— begin Recorded information —

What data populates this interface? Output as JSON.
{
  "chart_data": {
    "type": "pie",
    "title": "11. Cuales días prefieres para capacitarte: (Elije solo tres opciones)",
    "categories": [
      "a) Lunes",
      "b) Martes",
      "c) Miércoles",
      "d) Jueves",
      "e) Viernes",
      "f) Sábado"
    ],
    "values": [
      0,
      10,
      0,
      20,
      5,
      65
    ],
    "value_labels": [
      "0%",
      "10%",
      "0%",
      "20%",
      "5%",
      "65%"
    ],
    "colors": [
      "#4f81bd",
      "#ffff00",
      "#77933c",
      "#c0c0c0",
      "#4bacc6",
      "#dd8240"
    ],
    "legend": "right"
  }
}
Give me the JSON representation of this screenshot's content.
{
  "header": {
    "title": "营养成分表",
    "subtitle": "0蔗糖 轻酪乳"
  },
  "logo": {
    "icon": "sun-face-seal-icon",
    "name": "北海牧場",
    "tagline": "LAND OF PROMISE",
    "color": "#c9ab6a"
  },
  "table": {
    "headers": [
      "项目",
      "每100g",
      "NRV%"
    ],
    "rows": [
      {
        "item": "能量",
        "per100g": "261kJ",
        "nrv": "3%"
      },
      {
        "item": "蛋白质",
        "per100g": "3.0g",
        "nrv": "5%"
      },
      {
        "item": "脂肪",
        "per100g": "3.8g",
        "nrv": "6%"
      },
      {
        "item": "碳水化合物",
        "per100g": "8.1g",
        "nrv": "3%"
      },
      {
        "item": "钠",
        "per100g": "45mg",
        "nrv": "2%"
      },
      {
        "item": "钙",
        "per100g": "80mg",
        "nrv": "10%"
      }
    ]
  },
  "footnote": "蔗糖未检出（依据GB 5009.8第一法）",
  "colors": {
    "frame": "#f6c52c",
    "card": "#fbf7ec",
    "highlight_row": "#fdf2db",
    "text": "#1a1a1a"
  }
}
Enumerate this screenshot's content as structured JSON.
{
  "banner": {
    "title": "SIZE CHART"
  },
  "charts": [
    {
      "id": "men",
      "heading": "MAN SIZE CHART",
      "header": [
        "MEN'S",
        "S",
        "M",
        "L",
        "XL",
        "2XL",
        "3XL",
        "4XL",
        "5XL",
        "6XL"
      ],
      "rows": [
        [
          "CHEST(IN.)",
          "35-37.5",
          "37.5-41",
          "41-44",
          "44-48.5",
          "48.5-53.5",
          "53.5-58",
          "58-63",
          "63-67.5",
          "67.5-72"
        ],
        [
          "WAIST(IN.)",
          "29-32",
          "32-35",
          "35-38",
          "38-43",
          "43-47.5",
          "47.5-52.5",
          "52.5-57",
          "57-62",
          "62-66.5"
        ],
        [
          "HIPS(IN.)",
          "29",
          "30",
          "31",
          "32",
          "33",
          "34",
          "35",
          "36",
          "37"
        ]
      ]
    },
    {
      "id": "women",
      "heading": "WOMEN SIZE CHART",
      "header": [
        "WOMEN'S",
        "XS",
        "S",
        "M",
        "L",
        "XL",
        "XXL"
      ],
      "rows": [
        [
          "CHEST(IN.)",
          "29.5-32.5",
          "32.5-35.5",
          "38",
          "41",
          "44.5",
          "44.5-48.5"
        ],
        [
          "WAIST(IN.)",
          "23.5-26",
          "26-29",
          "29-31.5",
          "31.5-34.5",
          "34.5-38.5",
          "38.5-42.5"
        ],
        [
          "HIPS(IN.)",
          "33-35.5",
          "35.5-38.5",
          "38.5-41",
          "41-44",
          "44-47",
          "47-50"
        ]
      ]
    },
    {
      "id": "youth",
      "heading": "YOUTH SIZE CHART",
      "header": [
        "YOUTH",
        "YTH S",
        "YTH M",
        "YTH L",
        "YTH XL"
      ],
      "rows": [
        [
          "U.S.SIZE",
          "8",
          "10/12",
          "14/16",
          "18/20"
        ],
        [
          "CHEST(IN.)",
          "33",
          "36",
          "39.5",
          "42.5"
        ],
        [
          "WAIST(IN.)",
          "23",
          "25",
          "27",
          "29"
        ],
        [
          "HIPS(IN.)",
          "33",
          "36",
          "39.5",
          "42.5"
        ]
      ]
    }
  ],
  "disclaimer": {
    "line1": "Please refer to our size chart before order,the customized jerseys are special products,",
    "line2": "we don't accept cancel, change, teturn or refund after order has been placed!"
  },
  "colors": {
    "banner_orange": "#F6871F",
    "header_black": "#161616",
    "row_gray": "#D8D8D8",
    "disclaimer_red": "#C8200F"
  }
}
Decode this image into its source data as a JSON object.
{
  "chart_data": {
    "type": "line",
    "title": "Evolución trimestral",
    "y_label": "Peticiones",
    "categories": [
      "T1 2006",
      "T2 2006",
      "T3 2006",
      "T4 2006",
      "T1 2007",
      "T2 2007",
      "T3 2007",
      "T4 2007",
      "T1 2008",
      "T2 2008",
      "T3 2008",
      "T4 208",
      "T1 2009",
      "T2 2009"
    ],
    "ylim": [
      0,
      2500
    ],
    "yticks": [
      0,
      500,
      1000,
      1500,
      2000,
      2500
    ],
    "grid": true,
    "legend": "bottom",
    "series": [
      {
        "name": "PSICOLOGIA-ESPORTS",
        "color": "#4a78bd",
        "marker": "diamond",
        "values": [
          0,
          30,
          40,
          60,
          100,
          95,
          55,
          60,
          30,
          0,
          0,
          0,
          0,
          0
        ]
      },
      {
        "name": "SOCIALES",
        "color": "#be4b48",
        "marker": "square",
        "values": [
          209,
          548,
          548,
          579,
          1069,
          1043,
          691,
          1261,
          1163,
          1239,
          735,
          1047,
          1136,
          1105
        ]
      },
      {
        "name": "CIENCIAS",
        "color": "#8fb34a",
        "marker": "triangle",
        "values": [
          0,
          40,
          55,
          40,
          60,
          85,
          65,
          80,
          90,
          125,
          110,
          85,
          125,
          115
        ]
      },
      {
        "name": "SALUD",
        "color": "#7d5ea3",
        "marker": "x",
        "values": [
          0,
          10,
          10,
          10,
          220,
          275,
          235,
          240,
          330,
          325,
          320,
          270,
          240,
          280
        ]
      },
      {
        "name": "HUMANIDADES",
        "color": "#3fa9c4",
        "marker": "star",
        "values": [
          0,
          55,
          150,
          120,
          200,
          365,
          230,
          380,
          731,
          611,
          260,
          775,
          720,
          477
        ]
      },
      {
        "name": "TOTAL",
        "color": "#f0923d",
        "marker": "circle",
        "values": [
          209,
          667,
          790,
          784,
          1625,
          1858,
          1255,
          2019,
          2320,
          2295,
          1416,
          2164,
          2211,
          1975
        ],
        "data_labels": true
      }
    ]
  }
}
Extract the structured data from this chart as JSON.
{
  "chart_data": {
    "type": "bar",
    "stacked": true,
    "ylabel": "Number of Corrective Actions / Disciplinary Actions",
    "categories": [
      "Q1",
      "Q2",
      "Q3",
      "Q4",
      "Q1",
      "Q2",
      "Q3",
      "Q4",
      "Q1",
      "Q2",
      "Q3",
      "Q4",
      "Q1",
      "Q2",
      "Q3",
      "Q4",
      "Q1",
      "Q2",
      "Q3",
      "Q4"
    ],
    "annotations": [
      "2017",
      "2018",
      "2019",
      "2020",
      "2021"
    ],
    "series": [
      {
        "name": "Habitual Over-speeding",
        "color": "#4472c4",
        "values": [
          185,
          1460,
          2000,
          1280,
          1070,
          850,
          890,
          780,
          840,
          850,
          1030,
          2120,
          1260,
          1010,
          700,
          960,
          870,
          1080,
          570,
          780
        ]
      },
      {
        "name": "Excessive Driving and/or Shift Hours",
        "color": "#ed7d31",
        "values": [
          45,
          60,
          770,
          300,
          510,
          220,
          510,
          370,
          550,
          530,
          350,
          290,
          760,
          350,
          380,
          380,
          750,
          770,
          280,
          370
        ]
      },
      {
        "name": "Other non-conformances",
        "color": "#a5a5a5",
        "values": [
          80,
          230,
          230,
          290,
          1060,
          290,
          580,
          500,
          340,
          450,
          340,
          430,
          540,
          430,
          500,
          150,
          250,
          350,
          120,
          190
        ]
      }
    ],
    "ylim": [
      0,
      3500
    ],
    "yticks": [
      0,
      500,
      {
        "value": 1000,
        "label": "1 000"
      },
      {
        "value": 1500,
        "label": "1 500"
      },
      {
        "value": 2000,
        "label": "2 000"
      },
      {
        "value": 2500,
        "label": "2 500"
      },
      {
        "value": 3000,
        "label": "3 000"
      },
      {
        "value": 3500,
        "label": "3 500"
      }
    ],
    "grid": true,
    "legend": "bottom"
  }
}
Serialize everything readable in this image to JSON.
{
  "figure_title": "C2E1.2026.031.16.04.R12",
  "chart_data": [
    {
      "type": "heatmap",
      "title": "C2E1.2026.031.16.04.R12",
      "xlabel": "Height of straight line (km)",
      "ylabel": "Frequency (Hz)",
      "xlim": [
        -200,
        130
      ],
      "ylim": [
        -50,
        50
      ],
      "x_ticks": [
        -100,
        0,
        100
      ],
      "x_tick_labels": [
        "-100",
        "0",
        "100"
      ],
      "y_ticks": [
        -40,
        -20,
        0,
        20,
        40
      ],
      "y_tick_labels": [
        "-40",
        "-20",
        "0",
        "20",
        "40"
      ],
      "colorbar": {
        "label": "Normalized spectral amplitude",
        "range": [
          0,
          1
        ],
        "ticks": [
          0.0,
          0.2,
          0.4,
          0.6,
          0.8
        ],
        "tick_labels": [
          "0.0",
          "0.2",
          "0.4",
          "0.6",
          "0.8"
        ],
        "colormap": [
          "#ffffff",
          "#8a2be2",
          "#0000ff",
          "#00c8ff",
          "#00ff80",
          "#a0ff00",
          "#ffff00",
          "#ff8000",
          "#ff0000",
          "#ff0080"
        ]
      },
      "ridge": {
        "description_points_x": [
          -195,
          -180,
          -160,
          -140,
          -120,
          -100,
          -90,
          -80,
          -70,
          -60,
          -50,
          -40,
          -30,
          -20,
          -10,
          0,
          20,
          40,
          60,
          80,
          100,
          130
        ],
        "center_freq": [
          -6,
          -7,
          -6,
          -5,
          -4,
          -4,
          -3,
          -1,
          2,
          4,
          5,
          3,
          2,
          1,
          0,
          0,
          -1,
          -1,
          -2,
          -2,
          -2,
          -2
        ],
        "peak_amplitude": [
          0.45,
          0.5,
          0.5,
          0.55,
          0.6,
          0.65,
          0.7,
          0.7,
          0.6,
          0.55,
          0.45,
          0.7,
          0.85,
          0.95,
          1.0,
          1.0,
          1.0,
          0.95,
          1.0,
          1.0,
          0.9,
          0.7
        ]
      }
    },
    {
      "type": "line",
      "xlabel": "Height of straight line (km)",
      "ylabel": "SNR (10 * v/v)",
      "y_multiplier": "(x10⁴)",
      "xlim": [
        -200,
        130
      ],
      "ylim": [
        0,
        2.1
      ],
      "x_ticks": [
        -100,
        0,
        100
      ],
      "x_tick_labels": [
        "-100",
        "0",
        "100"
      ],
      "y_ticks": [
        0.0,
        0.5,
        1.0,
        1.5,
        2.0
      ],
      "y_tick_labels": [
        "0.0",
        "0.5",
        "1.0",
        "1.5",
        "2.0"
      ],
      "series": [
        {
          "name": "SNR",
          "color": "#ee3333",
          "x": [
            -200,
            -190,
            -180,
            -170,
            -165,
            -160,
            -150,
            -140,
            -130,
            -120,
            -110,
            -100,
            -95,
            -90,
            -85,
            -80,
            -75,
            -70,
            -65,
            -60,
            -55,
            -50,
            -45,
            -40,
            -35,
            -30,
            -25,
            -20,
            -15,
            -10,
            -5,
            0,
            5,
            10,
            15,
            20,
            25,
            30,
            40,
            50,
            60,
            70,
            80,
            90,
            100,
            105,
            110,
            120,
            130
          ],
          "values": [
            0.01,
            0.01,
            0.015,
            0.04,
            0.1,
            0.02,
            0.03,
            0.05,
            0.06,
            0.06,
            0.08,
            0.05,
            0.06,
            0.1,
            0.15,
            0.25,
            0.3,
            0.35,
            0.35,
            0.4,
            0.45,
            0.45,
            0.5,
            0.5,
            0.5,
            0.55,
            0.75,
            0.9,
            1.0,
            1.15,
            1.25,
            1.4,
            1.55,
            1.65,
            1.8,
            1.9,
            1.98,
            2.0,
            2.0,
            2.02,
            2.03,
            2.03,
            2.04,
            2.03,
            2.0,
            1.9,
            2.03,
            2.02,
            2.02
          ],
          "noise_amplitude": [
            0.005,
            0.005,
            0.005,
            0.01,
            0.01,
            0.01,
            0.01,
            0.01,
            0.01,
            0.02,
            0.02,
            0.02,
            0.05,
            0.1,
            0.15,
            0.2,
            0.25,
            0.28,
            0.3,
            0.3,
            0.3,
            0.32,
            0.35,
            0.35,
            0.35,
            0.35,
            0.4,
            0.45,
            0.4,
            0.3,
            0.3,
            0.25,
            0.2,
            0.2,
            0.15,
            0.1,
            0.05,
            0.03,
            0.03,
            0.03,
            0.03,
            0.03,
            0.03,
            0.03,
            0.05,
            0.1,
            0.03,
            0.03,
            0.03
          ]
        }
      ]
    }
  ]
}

— end Recorded information —

Identify and list each line with the word "JSON".

What data populates this interface? Output as JSON.
Give me the JSON representation of this screenshot's content.
Enumerate this screenshot's content as structured JSON.
Decode this image into its source data as a JSON object.
Extract the structured data from this chart as JSON.
Serialize everything readable in this image to JSON.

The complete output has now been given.